## WHAT IS BEING ASKED
Rewrite the listing lines starting at the line containing "header-banner — [0, 0, 664, 130]" and ending at the line containing "footer: 大庆师范学院 计算机科学与信息技术学院", changing every "bus-wheel" to "bus-tire" and leaving all else as it is. Give only those lines.

---- EXTRACTED DATA

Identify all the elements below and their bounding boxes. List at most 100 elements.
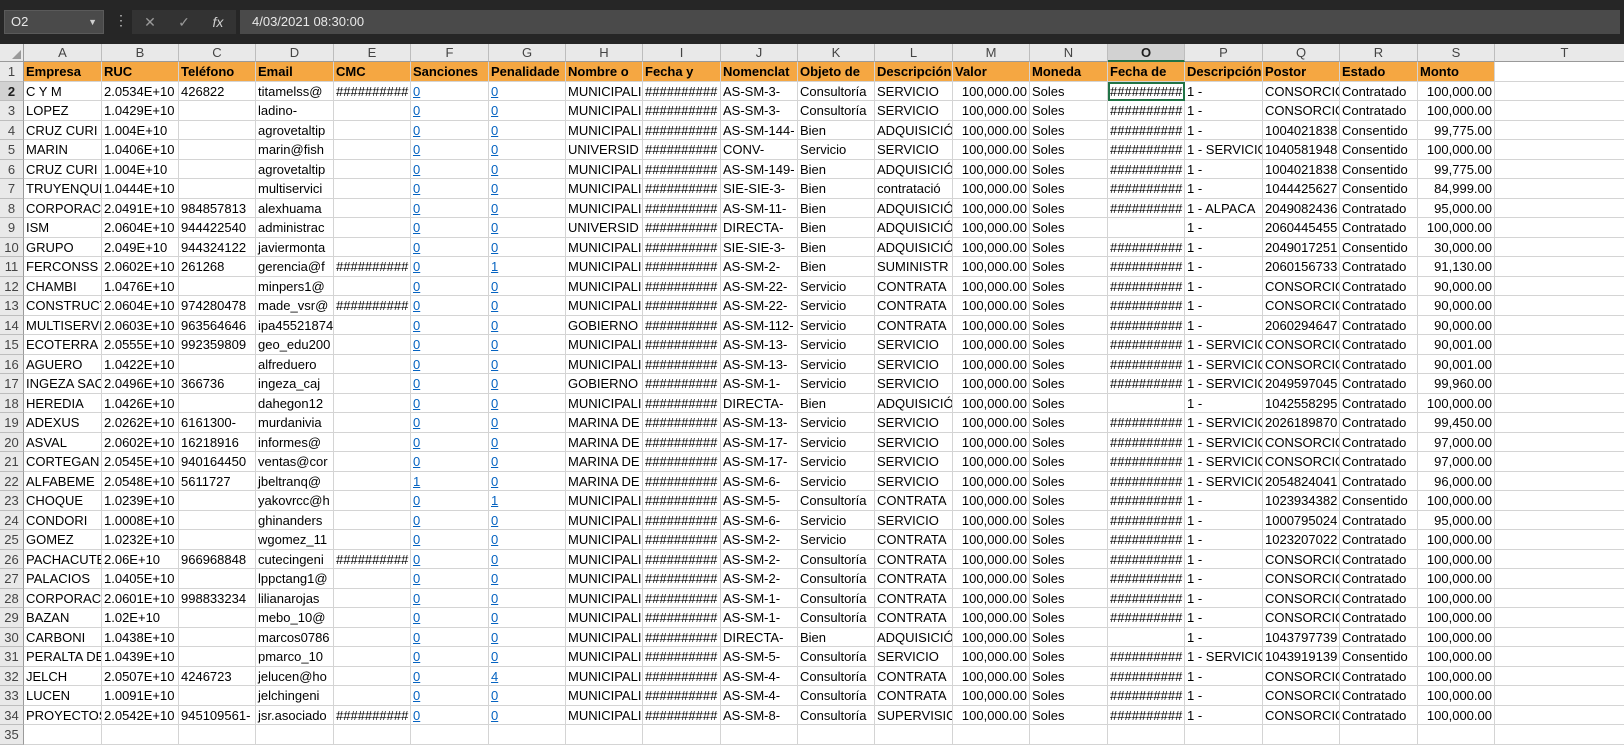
table-cell[interactable]: Soles — [1030, 315, 1108, 335]
table-cell[interactable]: Bien — [798, 218, 875, 238]
table-cell[interactable] — [179, 510, 256, 530]
table-cell[interactable]: ########## — [1108, 647, 1185, 667]
table-cell[interactable]: ########## — [643, 101, 721, 121]
table-cell[interactable]: 0 — [411, 179, 489, 199]
table-cell[interactable] — [1495, 413, 1624, 433]
table-cell[interactable]: Consultoría — [798, 666, 875, 686]
table-cell[interactable]: ########## — [1108, 198, 1185, 218]
table-cell[interactable] — [1495, 608, 1624, 628]
table-cell[interactable]: ########## — [1108, 608, 1185, 628]
table-cell[interactable]: SERVICIO — [875, 140, 953, 160]
table-cell[interactable]: 1 - — [1185, 120, 1263, 140]
table-cell[interactable] — [1495, 569, 1624, 589]
table-cell[interactable]: ########## — [643, 413, 721, 433]
table-cell[interactable]: ########## — [1108, 666, 1185, 686]
table-cell[interactable]: AS-SM-2- — [721, 257, 798, 277]
table-cell[interactable] — [179, 120, 256, 140]
row-header[interactable]: 8 — [0, 198, 24, 218]
table-cell[interactable]: AS-SM-2- — [721, 530, 798, 550]
table-cell[interactable]: 1 - SERVICIO — [1185, 452, 1263, 472]
table-cell[interactable]: SERVICIO — [875, 452, 953, 472]
table-cell[interactable] — [179, 491, 256, 511]
table-cell[interactable] — [334, 179, 411, 199]
table-cell[interactable]: 2026189870 — [1263, 413, 1340, 433]
table-cell[interactable]: 966968848 — [179, 549, 256, 569]
table-cell[interactable]: 2.0604E+10 — [102, 296, 179, 316]
table-cell[interactable]: ########## — [1108, 354, 1185, 374]
table-cell[interactable]: 100,000.00 — [953, 159, 1030, 179]
table-cell[interactable]: ########## — [1108, 374, 1185, 394]
table-cell[interactable]: 2.0542E+10 — [102, 705, 179, 725]
table-cell[interactable]: MULTISERVI — [24, 315, 102, 335]
enter-icon[interactable]: ✓ — [168, 10, 200, 34]
table-cell[interactable]: CONTRATA — [875, 491, 953, 511]
table-cell[interactable]: SIE-SIE-3- — [721, 179, 798, 199]
table-cell[interactable]: AS-SM-2- — [721, 569, 798, 589]
table-cell[interactable]: 963564646 — [179, 315, 256, 335]
table-cell[interactable]: Servicio — [798, 452, 875, 472]
table-cell[interactable]: 2.0507E+10 — [102, 666, 179, 686]
table-cell[interactable]: ########## — [643, 198, 721, 218]
table-cell[interactable]: 0 — [489, 335, 566, 355]
table-cell[interactable]: PALACIOS — [24, 569, 102, 589]
table-cell[interactable]: MUNICIPALI — [566, 159, 643, 179]
table-cell[interactable] — [721, 725, 798, 745]
table-cell[interactable]: Contratado — [1340, 686, 1418, 706]
table-cell[interactable]: Contratado — [1340, 296, 1418, 316]
table-cell[interactable]: 1 - ALPACA — [1185, 198, 1263, 218]
table-cell[interactable]: Soles — [1030, 140, 1108, 160]
table-cell[interactable]: 97,000.00 — [1418, 452, 1495, 472]
table-cell[interactable]: 1 - — [1185, 101, 1263, 121]
table-cell[interactable]: BAZAN — [24, 608, 102, 628]
table-cell[interactable]: 426822 — [179, 81, 256, 101]
table-cell[interactable]: AS-SM-3- — [721, 81, 798, 101]
table-cell[interactable]: ingeza_caj — [256, 374, 334, 394]
table-cell[interactable]: 0 — [411, 608, 489, 628]
table-cell[interactable]: PERALTA DE — [24, 647, 102, 667]
table-cell[interactable] — [334, 413, 411, 433]
column-header-o[interactable]: O — [1108, 44, 1185, 62]
table-cell[interactable]: ########## — [643, 159, 721, 179]
table-cell[interactable]: MUNICIPALI — [566, 354, 643, 374]
row-header[interactable]: 15 — [0, 335, 24, 355]
table-cell[interactable]: 90,000.00 — [1418, 315, 1495, 335]
table-cell[interactable]: ########## — [643, 218, 721, 238]
table-cell[interactable]: ########## — [643, 549, 721, 569]
table-cell[interactable] — [334, 530, 411, 550]
table-cell[interactable]: Servicio — [798, 276, 875, 296]
table-cell[interactable]: 1 - — [1185, 179, 1263, 199]
table-cell[interactable]: 100,000.00 — [1418, 569, 1495, 589]
table-cell[interactable]: LUCEN — [24, 686, 102, 706]
table-cell[interactable]: 100,000.00 — [953, 510, 1030, 530]
table-cell[interactable]: SERVICIO — [875, 413, 953, 433]
table-cell[interactable]: 2.049E+10 — [102, 237, 179, 257]
table-cell[interactable] — [179, 276, 256, 296]
table-cell[interactable]: Consultoría — [798, 569, 875, 589]
row-header[interactable]: 23 — [0, 491, 24, 511]
header-cell[interactable]: Monto — [1418, 62, 1495, 82]
table-cell[interactable]: CHOQUE — [24, 491, 102, 511]
table-cell[interactable]: Consentido — [1340, 120, 1418, 140]
table-cell[interactable] — [179, 608, 256, 628]
table-cell[interactable]: MUNICIPALI — [566, 179, 643, 199]
table-cell[interactable]: 0 — [489, 705, 566, 725]
table-cell[interactable]: ladino- — [256, 101, 334, 121]
table-cell[interactable]: 1.0438E+10 — [102, 627, 179, 647]
table-cell[interactable]: 0 — [411, 491, 489, 511]
table-cell[interactable] — [179, 725, 256, 745]
table-cell[interactable]: 2.0602E+10 — [102, 257, 179, 277]
column-header-f[interactable]: F — [411, 44, 489, 62]
table-cell[interactable]: SERVICIO — [875, 335, 953, 355]
table-cell[interactable] — [1495, 101, 1624, 121]
table-cell[interactable] — [1495, 296, 1624, 316]
table-cell[interactable]: GOBIERNO — [566, 315, 643, 335]
table-cell[interactable]: UNIVERSID — [566, 140, 643, 160]
table-cell[interactable]: ########## — [643, 666, 721, 686]
table-cell[interactable]: 1.0008E+10 — [102, 510, 179, 530]
row-header[interactable]: 13 — [0, 296, 24, 316]
table-cell[interactable]: 100,000.00 — [953, 374, 1030, 394]
table-cell[interactable]: 100,000.00 — [953, 101, 1030, 121]
table-cell[interactable]: contratació — [875, 179, 953, 199]
table-cell[interactable] — [179, 140, 256, 160]
table-cell[interactable]: AS-SM-3- — [721, 101, 798, 121]
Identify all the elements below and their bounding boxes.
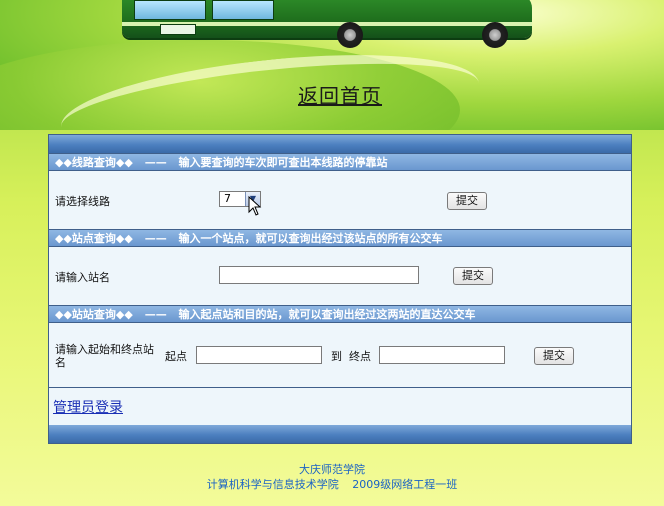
header-banner — [0, 0, 664, 130]
bus-window — [134, 0, 206, 20]
bus-wheel — [482, 22, 508, 48]
end-label: 终点 — [349, 350, 371, 363]
home-link[interactable]: 返回首页 — [298, 80, 382, 109]
stop-to-stop-query-title: ◆◆站站查询◆◆ — [55, 308, 133, 321]
station-input[interactable] — [219, 266, 419, 284]
stop-to-stop-query-description: 输入起点站和目的站，就可以查询出经过这两站的直达公交车 — [178, 308, 476, 321]
station-query-header: ◆◆站点查询◆◆ —— 输入一个站点，就可以查询出经过该站点的所有公交车 — [49, 229, 631, 247]
bus-badge — [160, 24, 196, 35]
station-submit-button[interactable]: 提交 — [453, 267, 493, 285]
station-query-separator: —— — [144, 232, 167, 245]
to-station-input[interactable] — [379, 346, 505, 364]
mouse-cursor-icon — [248, 196, 262, 216]
footer-class: 2009级网络工程一班 — [352, 478, 458, 491]
route-select-label: 请选择线路 — [55, 195, 110, 208]
bus-illustration — [122, 0, 542, 52]
footer-school: 大庆师范学院 — [299, 463, 365, 476]
query-panel: ◆◆线路查询◆◆ —— 输入要查询的车次即可查出本线路的停靠站 请选择线路 7 … — [48, 134, 632, 444]
bus-window — [212, 0, 274, 20]
station-query-title: ◆◆站点查询◆◆ — [55, 232, 133, 245]
route-submit-button[interactable]: 提交 — [447, 192, 487, 210]
stop-to-stop-label: 请输入起始和终点站名 — [55, 343, 154, 369]
route-query-header: ◆◆线路查询◆◆ —— 输入要查询的车次即可查出本线路的停靠站 — [49, 153, 631, 171]
stop-to-stop-submit-button[interactable]: 提交 — [534, 347, 574, 365]
stop-to-stop-query-separator: —— — [144, 308, 167, 321]
route-query-description: 输入要查询的车次即可查出本线路的停靠站 — [178, 156, 388, 169]
bus-wheel — [337, 22, 363, 48]
stop-to-stop-query-header: ◆◆站站查询◆◆ —— 输入起点站和目的站，就可以查询出经过这两站的直达公交车 — [49, 305, 631, 323]
from-label: 起点 — [165, 350, 187, 363]
station-input-label: 请输入站名 — [55, 271, 110, 284]
panel-divider — [49, 387, 631, 388]
panel-bottom-bar — [49, 425, 631, 443]
station-query-description: 输入一个站点，就可以查询出经过该站点的所有公交车 — [178, 232, 443, 245]
route-query-separator: —— — [144, 156, 167, 169]
route-select-value: 7 — [224, 192, 231, 205]
panel-top-bar — [49, 135, 631, 153]
to-label: 到 — [331, 350, 342, 363]
admin-login-link[interactable]: 管理员登录 — [53, 397, 123, 417]
route-query-title: ◆◆线路查询◆◆ — [55, 156, 133, 169]
from-station-input[interactable] — [196, 346, 322, 364]
footer: 大庆师范学院 计算机科学与信息技术学院 2009级网络工程一班 — [0, 462, 664, 492]
footer-college: 计算机科学与信息技术学院 — [206, 478, 339, 491]
footer-line2: 计算机科学与信息技术学院 2009级网络工程一班 — [0, 477, 664, 492]
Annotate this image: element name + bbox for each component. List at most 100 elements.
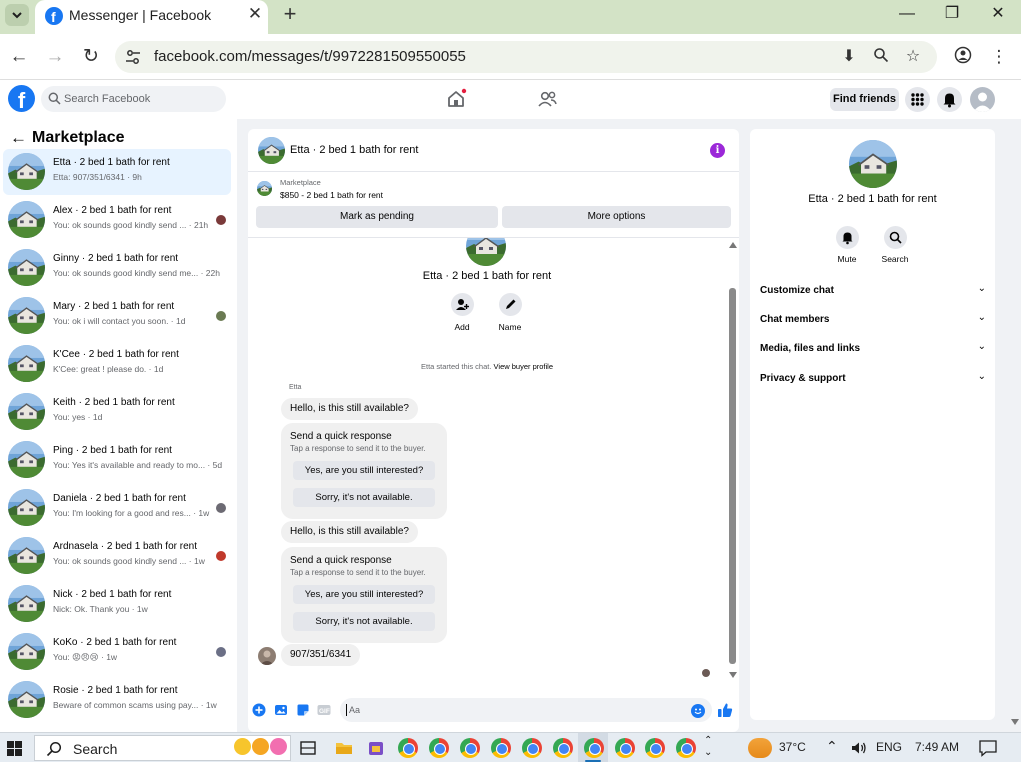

--------

## RESULT OF THE EXERCISE
header-banner — [0, 0, 664, 130]
bus-window — [134, 0, 206, 20]
bus-tire — [482, 22, 508, 48]
end-label: 终点 — [349, 350, 371, 363]
home-link[interactable]: 返回首页 — [298, 80, 382, 109]
stop-to-stop-query-title: ◆◆站站查询◆◆ — [55, 308, 133, 321]
station-input[interactable] — [219, 266, 419, 284]
stop-to-stop-query-description: 输入起点站和目的站，就可以查询出经过这两站的直达公交车 — [178, 308, 476, 321]
station-query-header: ◆◆站点查询◆◆ —— 输入一个站点，就可以查询出经过该站点的所有公交车 — [49, 229, 631, 247]
bus-badge — [160, 24, 196, 35]
station-submit-button[interactable]: 提交 — [453, 267, 493, 285]
station-query-separator: —— — [144, 232, 167, 245]
to-station-input[interactable] — [379, 346, 505, 364]
mouse-cursor-icon — [248, 196, 262, 216]
footer-class: 2009级网络工程一班 — [352, 478, 458, 491]
route-select-label: 请选择线路 — [55, 195, 110, 208]
bus-illustration — [122, 0, 542, 52]
footer-school: 大庆师范学院 — [299, 463, 365, 476]
query-panel: ◆◆线路查询◆◆ —— 输入要查询的车次即可查出本线路的停靠站 请选择线路 7 … — [48, 134, 632, 444]
bus-window — [212, 0, 274, 20]
station-query-title: ◆◆站点查询◆◆ — [55, 232, 133, 245]
route-submit-button[interactable]: 提交 — [447, 192, 487, 210]
stop-to-stop-label: 请输入起始和终点站名 — [55, 343, 154, 369]
route-query-header: ◆◆线路查询◆◆ —— 输入要查询的车次即可查出本线路的停靠站 — [49, 153, 631, 171]
stop-to-stop-submit-button[interactable]: 提交 — [534, 347, 574, 365]
stop-to-stop-query-separator: —— — [144, 308, 167, 321]
route-query-description: 输入要查询的车次即可查出本线路的停靠站 — [178, 156, 388, 169]
bus-tire — [337, 22, 363, 48]
stop-to-stop-query-header: ◆◆站站查询◆◆ —— 输入起点站和目的站，就可以查询出经过这两站的直达公交车 — [49, 305, 631, 323]
from-label: 起点 — [165, 350, 187, 363]
station-input-label: 请输入站名 — [55, 271, 110, 284]
panel-divider — [49, 387, 631, 388]
panel-bottom-bar — [49, 425, 631, 443]
station-query-description: 输入一个站点，就可以查询出经过该站点的所有公交车 — [178, 232, 443, 245]
route-query-separator: —— — [144, 156, 167, 169]
route-select-value: 7 — [224, 192, 231, 205]
panel-top-bar — [49, 135, 631, 153]
to-label: 到 — [331, 350, 342, 363]
admin-login-link[interactable]: 管理员登录 — [53, 397, 123, 417]
route-query-title: ◆◆线路查询◆◆ — [55, 156, 133, 169]
from-station-input[interactable] — [196, 346, 322, 364]
footer: 大庆师范学院 计算机科学与信息技术学院 2009级网络工程一班 — [0, 462, 664, 492]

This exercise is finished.